TASK TO CARRY OUT:
Take the entries below and reproduce them word for word.

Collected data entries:
start
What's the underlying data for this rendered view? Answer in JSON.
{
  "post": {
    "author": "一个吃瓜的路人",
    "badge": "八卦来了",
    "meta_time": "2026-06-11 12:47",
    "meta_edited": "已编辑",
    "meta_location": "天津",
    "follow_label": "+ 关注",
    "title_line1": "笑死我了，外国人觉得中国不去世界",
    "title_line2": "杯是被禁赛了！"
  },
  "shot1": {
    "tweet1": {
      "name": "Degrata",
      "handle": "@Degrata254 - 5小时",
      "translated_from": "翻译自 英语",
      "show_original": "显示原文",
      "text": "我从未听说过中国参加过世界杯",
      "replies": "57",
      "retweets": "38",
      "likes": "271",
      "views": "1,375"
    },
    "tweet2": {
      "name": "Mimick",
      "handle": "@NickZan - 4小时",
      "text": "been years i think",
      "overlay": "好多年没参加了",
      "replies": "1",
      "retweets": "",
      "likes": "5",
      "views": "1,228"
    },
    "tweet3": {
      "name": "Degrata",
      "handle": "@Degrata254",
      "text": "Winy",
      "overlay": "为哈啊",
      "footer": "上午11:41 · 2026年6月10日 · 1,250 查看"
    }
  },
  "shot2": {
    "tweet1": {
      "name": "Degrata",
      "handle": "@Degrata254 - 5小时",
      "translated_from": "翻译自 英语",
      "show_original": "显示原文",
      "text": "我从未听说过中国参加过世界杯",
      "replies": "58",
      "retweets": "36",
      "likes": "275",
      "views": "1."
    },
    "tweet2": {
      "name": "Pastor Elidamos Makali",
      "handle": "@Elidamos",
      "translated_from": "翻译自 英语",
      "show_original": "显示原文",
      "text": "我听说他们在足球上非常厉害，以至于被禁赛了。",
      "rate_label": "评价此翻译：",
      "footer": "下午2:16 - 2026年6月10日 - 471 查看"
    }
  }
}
end
FINISHED ANSWER:
What's the underlying data for this rendered view? Answer in JSON.
{
  "post": {
    "author": "一个吃瓜的路人",
    "badge": "八卦来了",
    "meta_time": "2026-06-11 12:47",
    "meta_edited": "已编辑",
    "meta_location": "天津",
    "follow_label": "+ 关注",
    "title_line1": "笑死我了，外国人觉得中国不去世界",
    "title_line2": "杯是被禁赛了！"
  },
  "shot1": {
    "tweet1": {
      "name": "Degrata",
      "handle": "@Degrata254 - 5小时",
      "translated_from": "翻译自 英语",
      "show_original": "显示原文",
      "text": "我从未听说过中国参加过世界杯",
      "replies": "57",
      "retweets": "38",
      "likes": "271",
      "views": "1,375"
    },
    "tweet2": {
      "name": "Mimick",
      "handle": "@NickZan - 4小时",
      "text": "been years i think",
      "overlay": "好多年没参加了",
      "replies": "1",
      "retweets": "",
      "likes": "5",
      "views": "1,228"
    },
    "tweet3": {
      "name": "Degrata",
      "handle": "@Degrata254",
      "text": "Winy",
      "overlay": "为哈啊",
      "footer": "上午11:41 · 2026年6月10日 · 1,250 查看"
    }
  },
  "shot2": {
    "tweet1": {
      "name": "Degrata",
      "handle": "@Degrata254 - 5小时",
      "translated_from": "翻译自 英语",
      "show_original": "显示原文",
      "text": "我从未听说过中国参加过世界杯",
      "replies": "58",
      "retweets": "36",
      "likes": "275",
      "views": "1."
    },
    "tweet2": {
      "name": "Pastor Elidamos Makali",
      "handle": "@Elidamos",
      "translated_from": "翻译自 英语",
      "show_original": "显示原文",
      "text": "我听说他们在足球上非常厉害，以至于被禁赛了。",
      "rate_label": "评价此翻译：",
      "footer": "下午2:16 - 2026年6月10日 - 471 查看"
    }
  }
}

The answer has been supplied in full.